What this task involves
Gather, from the data below, each line in which the word "OXPd" occurs.

Entries
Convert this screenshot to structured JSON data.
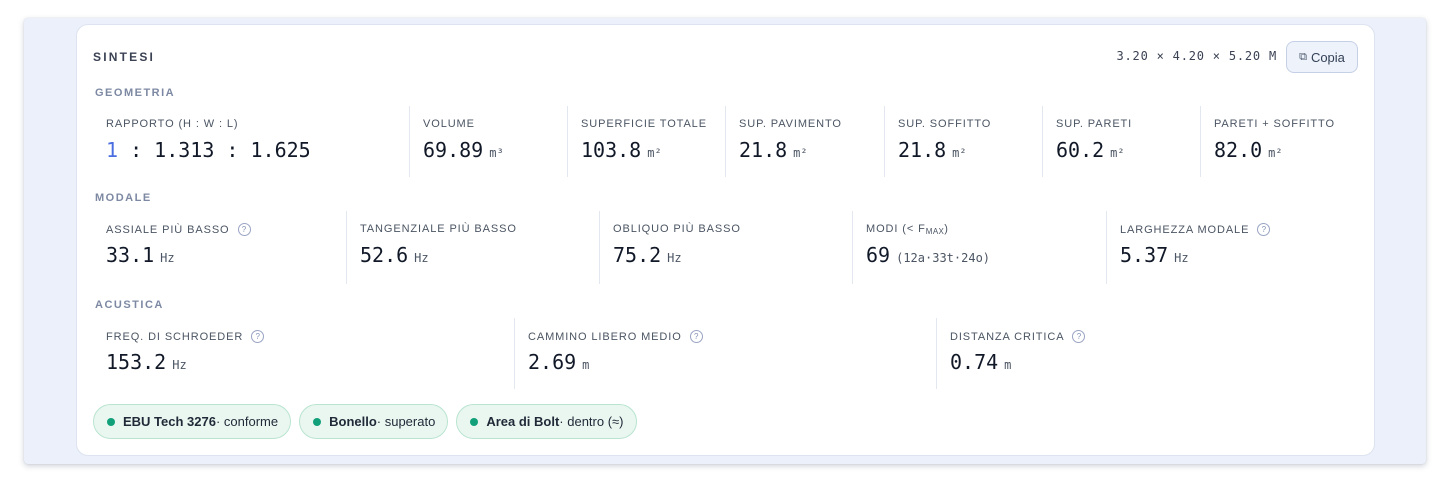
{
  "header": {
    "title": "SINTESI",
    "dimensions": "3.20 × 4.20 × 5.20 M",
    "copy_label": "Copia",
    "copy_icon": "copy-icon"
  },
  "geometria": {
    "label": "GEOMETRIA",
    "ratio": {
      "label": "RAPPORTO (H : W : L)",
      "first": "1",
      "rest": " : 1.313 : 1.625"
    },
    "cells": [
      {
        "label": "VOLUME",
        "value": "69.89",
        "unit": "m³"
      },
      {
        "label": "SUPERFICIE TOTALE",
        "value": "103.8",
        "unit": "m²"
      },
      {
        "label": "SUP. PAVIMENTO",
        "value": "21.8",
        "unit": "m²"
      },
      {
        "label": "SUP. SOFFITTO",
        "value": "21.8",
        "unit": "m²"
      },
      {
        "label": "SUP. PARETI",
        "value": "60.2",
        "unit": "m²"
      },
      {
        "label": "PARETI + SOFFITTO",
        "value": "82.0",
        "unit": "m²"
      }
    ]
  },
  "modale": {
    "label": "MODALE",
    "cells": [
      {
        "label": "ASSIALE PIÙ BASSO",
        "value": "33.1",
        "unit": "Hz",
        "help": "?"
      },
      {
        "label": "TANGENZIALE PIÙ BASSO",
        "value": "52.6",
        "unit": "Hz"
      },
      {
        "label": "OBLIQUO PIÙ BASSO",
        "value": "75.2",
        "unit": "Hz"
      },
      {
        "label_prefix": "MODI (< F",
        "label_sub": "MAX",
        "label_suffix": ")",
        "value": "69",
        "unit": "(12a·33t·24o)"
      },
      {
        "label": "LARGHEZZA MODALE",
        "value": "5.37",
        "unit": "Hz",
        "help": "?"
      }
    ]
  },
  "acustica": {
    "label": "ACUSTICA",
    "cells": [
      {
        "label": "FREQ. DI SCHROEDER",
        "value": "153.2",
        "unit": "Hz",
        "help": "?"
      },
      {
        "label": "CAMMINO LIBERO MEDIO",
        "value": "2.69",
        "unit": "m",
        "help": "?"
      },
      {
        "label": "DISTANZA CRITICA",
        "value": "0.74",
        "unit": "m",
        "help": "?"
      }
    ]
  },
  "badges": [
    {
      "name": "EBU Tech 3276",
      "status": " · conforme"
    },
    {
      "name": "Bonello",
      "status": " · superato"
    },
    {
      "name": "Area di Bolt",
      "status": " · dentro (≈)"
    }
  ],
  "colors": {
    "accent": "#4a6ee0",
    "status_dot": "#11a07a",
    "badge_bg": "#eaf7f1",
    "backdrop": "#ebf0fa"
  }
}
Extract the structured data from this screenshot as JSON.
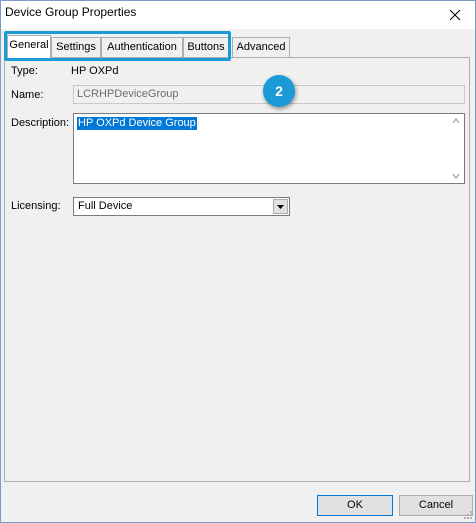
{
  "window": {
    "title": "Device Group Properties"
  },
  "tabs": [
    {
      "label": "General",
      "active": true
    },
    {
      "label": "Settings",
      "active": false
    },
    {
      "label": "Authentication",
      "active": false
    },
    {
      "label": "Buttons",
      "active": false
    },
    {
      "label": "Advanced",
      "active": false
    }
  ],
  "form": {
    "type_label": "Type:",
    "type_value": "HP OXPd",
    "name_label": "Name:",
    "name_value": "LCRHPDeviceGroup",
    "description_label": "Description:",
    "description_value": "HP OXPd Device Group",
    "licensing_label": "Licensing:",
    "licensing_value": "Full Device"
  },
  "buttons": {
    "ok": "OK",
    "cancel": "Cancel"
  },
  "callout": {
    "number": "2"
  },
  "colors": {
    "accent": "#1a9ad6",
    "selection": "#0078d7"
  }
}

Solution to this problem
    "type_value": "HP OXPd",
    "description_value": "HP OXPd Device Group",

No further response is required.